Provided data =
========================================================================

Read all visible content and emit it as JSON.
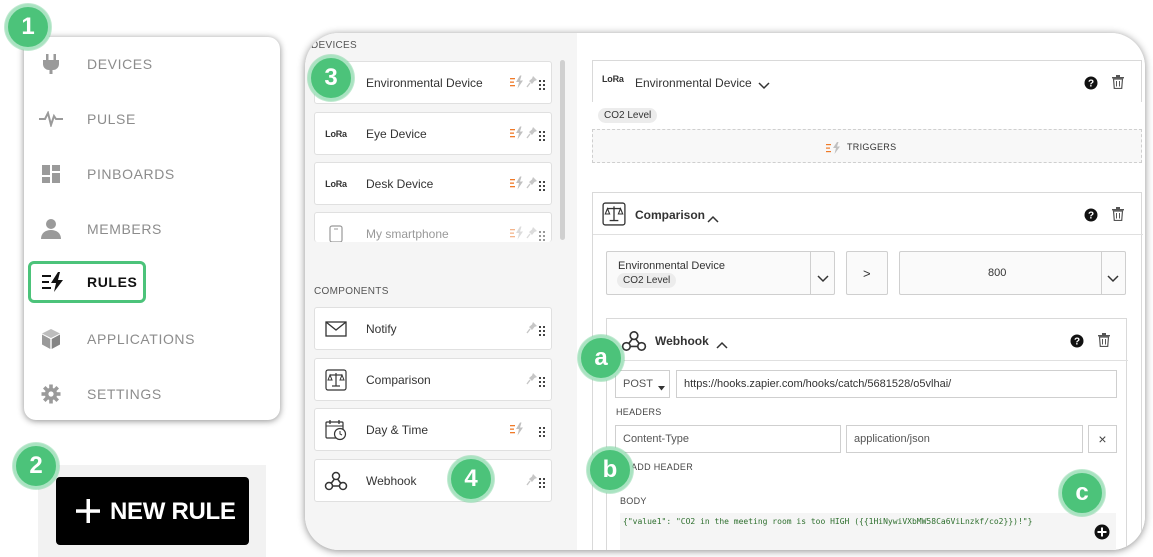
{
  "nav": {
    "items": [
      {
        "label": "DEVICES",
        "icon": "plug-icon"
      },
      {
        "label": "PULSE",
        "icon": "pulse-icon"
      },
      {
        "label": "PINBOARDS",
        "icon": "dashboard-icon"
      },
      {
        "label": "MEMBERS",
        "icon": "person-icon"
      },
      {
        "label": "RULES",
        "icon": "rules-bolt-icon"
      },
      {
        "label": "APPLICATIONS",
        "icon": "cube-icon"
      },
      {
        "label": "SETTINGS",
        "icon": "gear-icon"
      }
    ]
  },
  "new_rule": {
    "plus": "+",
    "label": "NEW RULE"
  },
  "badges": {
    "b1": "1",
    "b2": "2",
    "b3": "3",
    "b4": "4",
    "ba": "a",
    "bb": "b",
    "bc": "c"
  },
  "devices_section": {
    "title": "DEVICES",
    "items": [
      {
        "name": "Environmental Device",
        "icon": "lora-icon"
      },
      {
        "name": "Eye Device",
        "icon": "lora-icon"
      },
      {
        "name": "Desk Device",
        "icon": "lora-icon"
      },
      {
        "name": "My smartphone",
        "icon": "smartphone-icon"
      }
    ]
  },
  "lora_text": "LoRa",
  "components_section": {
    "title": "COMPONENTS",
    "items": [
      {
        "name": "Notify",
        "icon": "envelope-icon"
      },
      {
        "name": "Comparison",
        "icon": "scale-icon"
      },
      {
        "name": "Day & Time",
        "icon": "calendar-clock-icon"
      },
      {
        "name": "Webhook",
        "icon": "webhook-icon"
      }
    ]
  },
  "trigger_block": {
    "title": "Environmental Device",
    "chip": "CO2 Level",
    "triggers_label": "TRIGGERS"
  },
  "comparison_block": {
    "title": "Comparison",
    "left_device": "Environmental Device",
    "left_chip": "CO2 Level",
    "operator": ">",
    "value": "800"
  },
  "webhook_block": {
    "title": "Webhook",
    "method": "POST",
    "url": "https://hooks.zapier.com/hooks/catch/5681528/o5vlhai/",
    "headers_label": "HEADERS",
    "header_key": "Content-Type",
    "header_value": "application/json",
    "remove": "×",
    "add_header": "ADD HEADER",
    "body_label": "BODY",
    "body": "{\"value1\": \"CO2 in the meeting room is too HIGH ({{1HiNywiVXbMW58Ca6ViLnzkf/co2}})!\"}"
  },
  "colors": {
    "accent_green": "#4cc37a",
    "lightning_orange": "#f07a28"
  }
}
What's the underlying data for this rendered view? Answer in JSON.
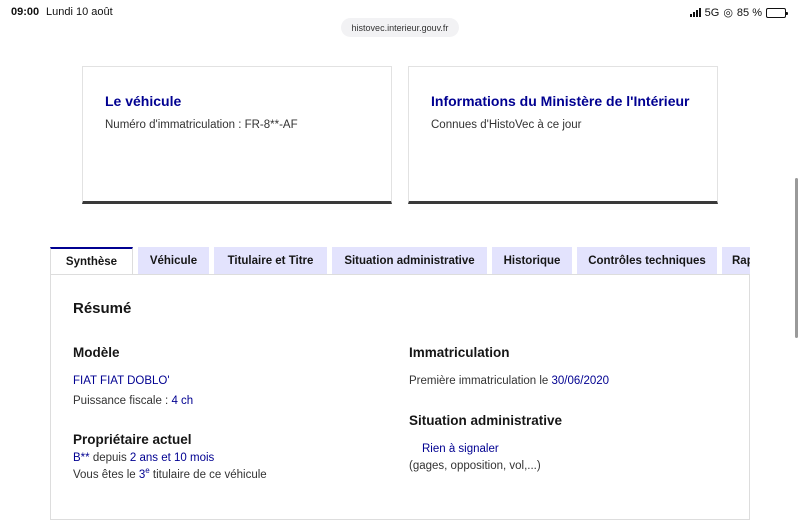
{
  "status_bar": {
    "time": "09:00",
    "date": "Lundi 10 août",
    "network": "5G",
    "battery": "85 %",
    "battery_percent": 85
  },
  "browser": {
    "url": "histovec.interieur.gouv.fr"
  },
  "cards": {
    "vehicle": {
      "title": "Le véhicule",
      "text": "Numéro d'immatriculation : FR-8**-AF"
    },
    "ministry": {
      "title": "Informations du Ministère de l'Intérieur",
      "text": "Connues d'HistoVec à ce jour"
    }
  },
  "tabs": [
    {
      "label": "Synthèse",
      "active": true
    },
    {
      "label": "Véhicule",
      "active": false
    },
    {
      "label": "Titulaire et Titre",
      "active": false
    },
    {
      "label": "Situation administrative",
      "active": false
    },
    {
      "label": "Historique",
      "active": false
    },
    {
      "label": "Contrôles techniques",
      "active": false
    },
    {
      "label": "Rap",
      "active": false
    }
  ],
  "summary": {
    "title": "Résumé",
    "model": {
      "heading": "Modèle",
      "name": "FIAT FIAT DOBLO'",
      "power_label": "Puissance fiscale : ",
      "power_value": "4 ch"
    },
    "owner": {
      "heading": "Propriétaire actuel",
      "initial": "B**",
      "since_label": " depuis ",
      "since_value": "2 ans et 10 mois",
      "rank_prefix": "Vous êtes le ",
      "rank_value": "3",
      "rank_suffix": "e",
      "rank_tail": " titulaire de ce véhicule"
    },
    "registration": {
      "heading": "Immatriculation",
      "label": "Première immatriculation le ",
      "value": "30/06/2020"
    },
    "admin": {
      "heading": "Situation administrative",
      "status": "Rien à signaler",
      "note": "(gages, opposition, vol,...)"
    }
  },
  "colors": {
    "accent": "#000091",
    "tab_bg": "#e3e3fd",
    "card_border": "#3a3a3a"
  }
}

========================================================================

Set problem = Track down the lines that include the word "title" and copy them.

Answer to the task =
    "title": "DEVICES",
    "title": "COMPONENTS",
    "title": "Environmental Device",
    "title": "Comparison",
    "title": "Webhook",
      "title": "Le véhicule",
      "title": "Informations du Ministère de l'Intérieur",
    "title": "Résumé",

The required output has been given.